GOAL OF THE EXERCISE
Write out each line beneath this one exactly as it reads.

Records from a collection
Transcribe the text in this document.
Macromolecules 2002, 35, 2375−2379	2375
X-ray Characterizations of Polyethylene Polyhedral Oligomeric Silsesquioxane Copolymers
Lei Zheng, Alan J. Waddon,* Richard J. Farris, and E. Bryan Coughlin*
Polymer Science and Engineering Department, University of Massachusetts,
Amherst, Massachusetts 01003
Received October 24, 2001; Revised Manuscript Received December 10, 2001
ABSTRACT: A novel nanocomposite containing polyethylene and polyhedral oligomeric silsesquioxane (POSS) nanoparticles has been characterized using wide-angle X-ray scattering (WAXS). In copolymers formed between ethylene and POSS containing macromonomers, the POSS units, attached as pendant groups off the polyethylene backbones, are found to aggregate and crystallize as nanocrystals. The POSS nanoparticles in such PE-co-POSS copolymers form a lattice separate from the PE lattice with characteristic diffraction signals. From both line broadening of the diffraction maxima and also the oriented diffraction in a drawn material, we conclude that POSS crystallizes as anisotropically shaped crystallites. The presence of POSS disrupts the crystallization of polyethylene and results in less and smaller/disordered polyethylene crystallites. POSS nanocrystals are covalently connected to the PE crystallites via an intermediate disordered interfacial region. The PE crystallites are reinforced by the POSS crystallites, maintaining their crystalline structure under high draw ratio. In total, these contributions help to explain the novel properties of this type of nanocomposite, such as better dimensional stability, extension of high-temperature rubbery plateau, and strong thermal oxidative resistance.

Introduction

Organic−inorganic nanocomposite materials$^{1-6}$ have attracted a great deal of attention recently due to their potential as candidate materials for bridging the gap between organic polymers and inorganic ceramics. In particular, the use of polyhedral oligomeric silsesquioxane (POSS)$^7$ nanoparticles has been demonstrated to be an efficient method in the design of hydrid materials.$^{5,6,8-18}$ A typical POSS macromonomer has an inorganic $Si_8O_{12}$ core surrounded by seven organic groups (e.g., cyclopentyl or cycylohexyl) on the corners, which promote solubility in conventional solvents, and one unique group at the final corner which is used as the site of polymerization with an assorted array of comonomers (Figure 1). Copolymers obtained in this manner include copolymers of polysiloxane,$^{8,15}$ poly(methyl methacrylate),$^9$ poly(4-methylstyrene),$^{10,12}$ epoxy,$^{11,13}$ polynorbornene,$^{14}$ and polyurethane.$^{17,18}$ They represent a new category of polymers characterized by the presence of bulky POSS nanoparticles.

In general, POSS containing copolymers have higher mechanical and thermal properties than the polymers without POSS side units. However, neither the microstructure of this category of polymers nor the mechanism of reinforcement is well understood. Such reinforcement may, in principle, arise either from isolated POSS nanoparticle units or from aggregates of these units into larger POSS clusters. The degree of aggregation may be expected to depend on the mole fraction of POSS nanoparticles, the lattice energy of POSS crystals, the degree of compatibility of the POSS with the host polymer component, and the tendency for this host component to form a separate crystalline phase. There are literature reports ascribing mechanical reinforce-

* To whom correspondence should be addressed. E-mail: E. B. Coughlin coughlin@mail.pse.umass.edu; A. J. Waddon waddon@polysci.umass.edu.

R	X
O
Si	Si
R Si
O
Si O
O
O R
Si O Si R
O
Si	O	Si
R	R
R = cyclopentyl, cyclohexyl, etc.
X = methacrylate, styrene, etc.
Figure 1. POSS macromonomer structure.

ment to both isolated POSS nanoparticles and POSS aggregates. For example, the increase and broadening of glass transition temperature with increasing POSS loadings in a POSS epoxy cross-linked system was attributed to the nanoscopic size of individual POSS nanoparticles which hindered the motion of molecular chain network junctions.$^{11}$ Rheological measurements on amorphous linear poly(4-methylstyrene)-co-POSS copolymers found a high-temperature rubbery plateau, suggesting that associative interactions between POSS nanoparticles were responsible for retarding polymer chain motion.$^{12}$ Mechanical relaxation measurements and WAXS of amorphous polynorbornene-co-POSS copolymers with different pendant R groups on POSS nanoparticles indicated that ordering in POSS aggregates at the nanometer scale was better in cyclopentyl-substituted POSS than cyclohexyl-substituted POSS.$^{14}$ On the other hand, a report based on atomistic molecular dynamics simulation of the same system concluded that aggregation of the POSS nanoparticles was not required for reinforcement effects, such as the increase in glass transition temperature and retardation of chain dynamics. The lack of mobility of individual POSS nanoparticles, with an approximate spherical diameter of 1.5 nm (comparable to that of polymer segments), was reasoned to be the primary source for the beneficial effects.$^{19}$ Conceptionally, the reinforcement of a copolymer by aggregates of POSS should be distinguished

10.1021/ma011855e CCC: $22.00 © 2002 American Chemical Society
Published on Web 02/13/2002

COMPLETE ANSWER
Transcribe the text in this document.
Macromolecules 2002, 35, 2375−2379	2375
X-ray Characterizations of Polyethylene Polyhedral Oligomeric Silsesquioxane Copolymers
Lei Zheng, Alan J. Waddon,* Richard J. Farris, and E. Bryan Coughlin*
Polymer Science and Engineering Department, University of Massachusetts,
Amherst, Massachusetts 01003
Received October 24, 2001; Revised Manuscript Received December 10, 2001
ABSTRACT: A novel nanocomposite containing polyethylene and polyhedral oligomeric silsesquioxane (POSS) nanoparticles has been characterized using wide-angle X-ray scattering (WAXS). In copolymers formed between ethylene and POSS containing macromonomers, the POSS units, attached as pendant groups off the polyethylene backbones, are found to aggregate and crystallize as nanocrystals. The POSS nanoparticles in such PE-co-POSS copolymers form a lattice separate from the PE lattice with characteristic diffraction signals. From both line broadening of the diffraction maxima and also the oriented diffraction in a drawn material, we conclude that POSS crystallizes as anisotropically shaped crystallites. The presence of POSS disrupts the crystallization of polyethylene and results in less and smaller/disordered polyethylene crystallites. POSS nanocrystals are covalently connected to the PE crystallites via an intermediate disordered interfacial region. The PE crystallites are reinforced by the POSS crystallites, maintaining their crystalline structure under high draw ratio. In total, these contributions help to explain the novel properties of this type of nanocomposite, such as better dimensional stability, extension of high-temperature rubbery plateau, and strong thermal oxidative resistance.

Introduction

Organic−inorganic nanocomposite materials$^{1-6}$ have attracted a great deal of attention recently due to their potential as candidate materials for bridging the gap between organic polymers and inorganic ceramics. In particular, the use of polyhedral oligomeric silsesquioxane (POSS)$^7$ nanoparticles has been demonstrated to be an efficient method in the design of hydrid materials.$^{5,6,8-18}$ A typical POSS macromonomer has an inorganic $Si_8O_{12}$ core surrounded by seven organic groups (e.g., cyclopentyl or cycylohexyl) on the corners, which promote solubility in conventional solvents, and one unique group at the final corner which is used as the site of polymerization with an assorted array of comonomers (Figure 1). Copolymers obtained in this manner include copolymers of polysiloxane,$^{8,15}$ poly(methyl methacrylate),$^9$ poly(4-methylstyrene),$^{10,12}$ epoxy,$^{11,13}$ polynorbornene,$^{14}$ and polyurethane.$^{17,18}$ They represent a new category of polymers characterized by the presence of bulky POSS nanoparticles.

In general, POSS containing copolymers have higher mechanical and thermal properties than the polymers without POSS side units. However, neither the microstructure of this category of polymers nor the mechanism of reinforcement is well understood. Such reinforcement may, in principle, arise either from isolated POSS nanoparticle units or from aggregates of these units into larger POSS clusters. The degree of aggregation may be expected to depend on the mole fraction of POSS nanoparticles, the lattice energy of POSS crystals, the degree of compatibility of the POSS with the host polymer component, and the tendency for this host component to form a separate crystalline phase. There are literature reports ascribing mechanical reinforce-

* To whom correspondence should be addressed. E-mail: E. B. Coughlin coughlin@mail.pse.umass.edu; A. J. Waddon waddon@polysci.umass.edu.

R	X
O
Si	Si
R Si
O
Si O
O
O R
Si O Si R
O
Si	O	Si
R	R
R = cyclopentyl, cyclohexyl, etc.
X = methacrylate, styrene, etc.
Figure 1. POSS macromonomer structure.

ment to both isolated POSS nanoparticles and POSS aggregates. For example, the increase and broadening of glass transition temperature with increasing POSS loadings in a POSS epoxy cross-linked system was attributed to the nanoscopic size of individual POSS nanoparticles which hindered the motion of molecular chain network junctions.$^{11}$ Rheological measurements on amorphous linear poly(4-methylstyrene)-co-POSS copolymers found a high-temperature rubbery plateau, suggesting that associative interactions between POSS nanoparticles were responsible for retarding polymer chain motion.$^{12}$ Mechanical relaxation measurements and WAXS of amorphous polynorbornene-co-POSS copolymers with different pendant R groups on POSS nanoparticles indicated that ordering in POSS aggregates at the nanometer scale was better in cyclopentyl-substituted POSS than cyclohexyl-substituted POSS.$^{14}$ On the other hand, a report based on atomistic molecular dynamics simulation of the same system concluded that aggregation of the POSS nanoparticles was not required for reinforcement effects, such as the increase in glass transition temperature and retardation of chain dynamics. The lack of mobility of individual POSS nanoparticles, with an approximate spherical diameter of 1.5 nm (comparable to that of polymer segments), was reasoned to be the primary source for the beneficial effects.$^{19}$ Conceptionally, the reinforcement of a copolymer by aggregates of POSS should be distinguished

10.1021/ma011855e CCC: $22.00 © 2002 American Chemical Society
Published on Web 02/13/2002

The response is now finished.